What you should do => Can you reproduce the data beneath, keeping every line exact?

Records about charts and figures

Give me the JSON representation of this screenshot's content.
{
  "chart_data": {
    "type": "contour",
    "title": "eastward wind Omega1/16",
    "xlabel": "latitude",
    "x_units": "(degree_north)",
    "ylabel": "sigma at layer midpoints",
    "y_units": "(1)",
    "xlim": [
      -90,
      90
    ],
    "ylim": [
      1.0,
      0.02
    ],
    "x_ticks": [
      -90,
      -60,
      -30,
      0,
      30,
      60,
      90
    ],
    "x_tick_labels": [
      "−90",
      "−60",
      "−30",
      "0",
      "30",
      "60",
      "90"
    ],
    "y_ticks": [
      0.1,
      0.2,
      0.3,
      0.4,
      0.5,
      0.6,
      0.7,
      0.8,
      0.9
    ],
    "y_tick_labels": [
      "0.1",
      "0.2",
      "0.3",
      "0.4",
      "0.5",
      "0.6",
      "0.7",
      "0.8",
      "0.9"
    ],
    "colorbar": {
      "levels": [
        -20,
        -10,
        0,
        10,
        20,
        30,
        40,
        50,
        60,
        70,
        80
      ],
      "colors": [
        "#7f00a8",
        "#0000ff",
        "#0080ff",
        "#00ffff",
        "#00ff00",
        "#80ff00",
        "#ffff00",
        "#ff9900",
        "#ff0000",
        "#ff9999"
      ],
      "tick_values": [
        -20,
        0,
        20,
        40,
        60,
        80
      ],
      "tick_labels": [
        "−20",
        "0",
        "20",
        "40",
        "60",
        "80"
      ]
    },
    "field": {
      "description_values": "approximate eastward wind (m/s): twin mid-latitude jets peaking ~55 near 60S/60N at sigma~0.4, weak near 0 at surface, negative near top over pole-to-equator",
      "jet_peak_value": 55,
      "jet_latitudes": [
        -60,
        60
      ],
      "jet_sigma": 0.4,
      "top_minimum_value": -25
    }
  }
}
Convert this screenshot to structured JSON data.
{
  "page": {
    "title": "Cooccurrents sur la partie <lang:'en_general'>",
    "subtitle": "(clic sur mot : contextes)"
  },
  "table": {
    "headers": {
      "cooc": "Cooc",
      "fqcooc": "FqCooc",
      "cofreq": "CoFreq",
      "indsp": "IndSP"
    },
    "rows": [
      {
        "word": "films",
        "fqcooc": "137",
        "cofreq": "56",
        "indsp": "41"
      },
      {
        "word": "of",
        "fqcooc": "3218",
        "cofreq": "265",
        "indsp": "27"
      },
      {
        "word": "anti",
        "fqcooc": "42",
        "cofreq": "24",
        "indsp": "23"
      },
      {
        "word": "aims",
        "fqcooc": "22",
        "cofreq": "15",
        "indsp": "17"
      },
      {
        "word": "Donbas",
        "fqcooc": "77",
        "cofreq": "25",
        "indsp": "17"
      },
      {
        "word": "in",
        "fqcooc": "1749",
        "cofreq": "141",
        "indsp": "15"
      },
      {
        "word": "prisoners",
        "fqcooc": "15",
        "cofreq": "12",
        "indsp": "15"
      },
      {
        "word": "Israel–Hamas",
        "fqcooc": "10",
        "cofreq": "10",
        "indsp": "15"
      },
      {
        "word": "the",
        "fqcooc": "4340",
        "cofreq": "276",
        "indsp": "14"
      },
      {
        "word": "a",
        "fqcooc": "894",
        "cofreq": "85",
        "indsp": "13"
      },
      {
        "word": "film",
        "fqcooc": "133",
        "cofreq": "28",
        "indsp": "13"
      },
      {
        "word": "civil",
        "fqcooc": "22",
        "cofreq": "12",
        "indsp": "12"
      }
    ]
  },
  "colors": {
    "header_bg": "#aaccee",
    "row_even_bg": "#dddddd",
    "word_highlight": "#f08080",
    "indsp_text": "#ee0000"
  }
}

Completed task =>
Give me the JSON representation of this screenshot's content.
{
  "chart_data": {
    "type": "contour",
    "title": "eastward wind Omega1/16",
    "xlabel": "latitude",
    "x_units": "(degree_north)",
    "ylabel": "sigma at layer midpoints",
    "y_units": "(1)",
    "xlim": [
      -90,
      90
    ],
    "ylim": [
      1.0,
      0.02
    ],
    "x_ticks": [
      -90,
      -60,
      -30,
      0,
      30,
      60,
      90
    ],
    "x_tick_labels": [
      "−90",
      "−60",
      "−30",
      "0",
      "30",
      "60",
      "90"
    ],
    "y_ticks": [
      0.1,
      0.2,
      0.3,
      0.4,
      0.5,
      0.6,
      0.7,
      0.8,
      0.9
    ],
    "y_tick_labels": [
      "0.1",
      "0.2",
      "0.3",
      "0.4",
      "0.5",
      "0.6",
      "0.7",
      "0.8",
      "0.9"
    ],
    "colorbar": {
      "levels": [
        -20,
        -10,
        0,
        10,
        20,
        30,
        40,
        50,
        60,
        70,
        80
      ],
      "colors": [
        "#7f00a8",
        "#0000ff",
        "#0080ff",
        "#00ffff",
        "#00ff00",
        "#80ff00",
        "#ffff00",
        "#ff9900",
        "#ff0000",
        "#ff9999"
      ],
      "tick_values": [
        -20,
        0,
        20,
        40,
        60,
        80
      ],
      "tick_labels": [
        "−20",
        "0",
        "20",
        "40",
        "60",
        "80"
      ]
    },
    "field": {
      "description_values": "approximate eastward wind (m/s): twin mid-latitude jets peaking ~55 near 60S/60N at sigma~0.4, weak near 0 at surface, negative near top over pole-to-equator",
      "jet_peak_value": 55,
      "jet_latitudes": [
        -60,
        60
      ],
      "jet_sigma": 0.4,
      "top_minimum_value": -25
    }
  }
}
Convert this screenshot to structured JSON data.
{
  "page": {
    "title": "Cooccurrents sur la partie <lang:'en_general'>",
    "subtitle": "(clic sur mot : contextes)"
  },
  "table": {
    "headers": {
      "cooc": "Cooc",
      "fqcooc": "FqCooc",
      "cofreq": "CoFreq",
      "indsp": "IndSP"
    },
    "rows": [
      {
        "word": "films",
        "fqcooc": "137",
        "cofreq": "56",
        "indsp": "41"
      },
      {
        "word": "of",
        "fqcooc": "3218",
        "cofreq": "265",
        "indsp": "27"
      },
      {
        "word": "anti",
        "fqcooc": "42",
        "cofreq": "24",
        "indsp": "23"
      },
      {
        "word": "aims",
        "fqcooc": "22",
        "cofreq": "15",
        "indsp": "17"
      },
      {
        "word": "Donbas",
        "fqcooc": "77",
        "cofreq": "25",
        "indsp": "17"
      },
      {
        "word": "in",
        "fqcooc": "1749",
        "cofreq": "141",
        "indsp": "15"
      },
      {
        "word": "prisoners",
        "fqcooc": "15",
        "cofreq": "12",
        "indsp": "15"
      },
      {
        "word": "Israel–Hamas",
        "fqcooc": "10",
        "cofreq": "10",
        "indsp": "15"
      },
      {
        "word": "the",
        "fqcooc": "4340",
        "cofreq": "276",
        "indsp": "14"
      },
      {
        "word": "a",
        "fqcooc": "894",
        "cofreq": "85",
        "indsp": "13"
      },
      {
        "word": "film",
        "fqcooc": "133",
        "cofreq": "28",
        "indsp": "13"
      },
      {
        "word": "civil",
        "fqcooc": "22",
        "cofreq": "12",
        "indsp": "12"
      }
    ]
  },
  "colors": {
    "header_bg": "#aaccee",
    "row_even_bg": "#dddddd",
    "word_highlight": "#f08080",
    "indsp_text": "#ee0000"
  }
}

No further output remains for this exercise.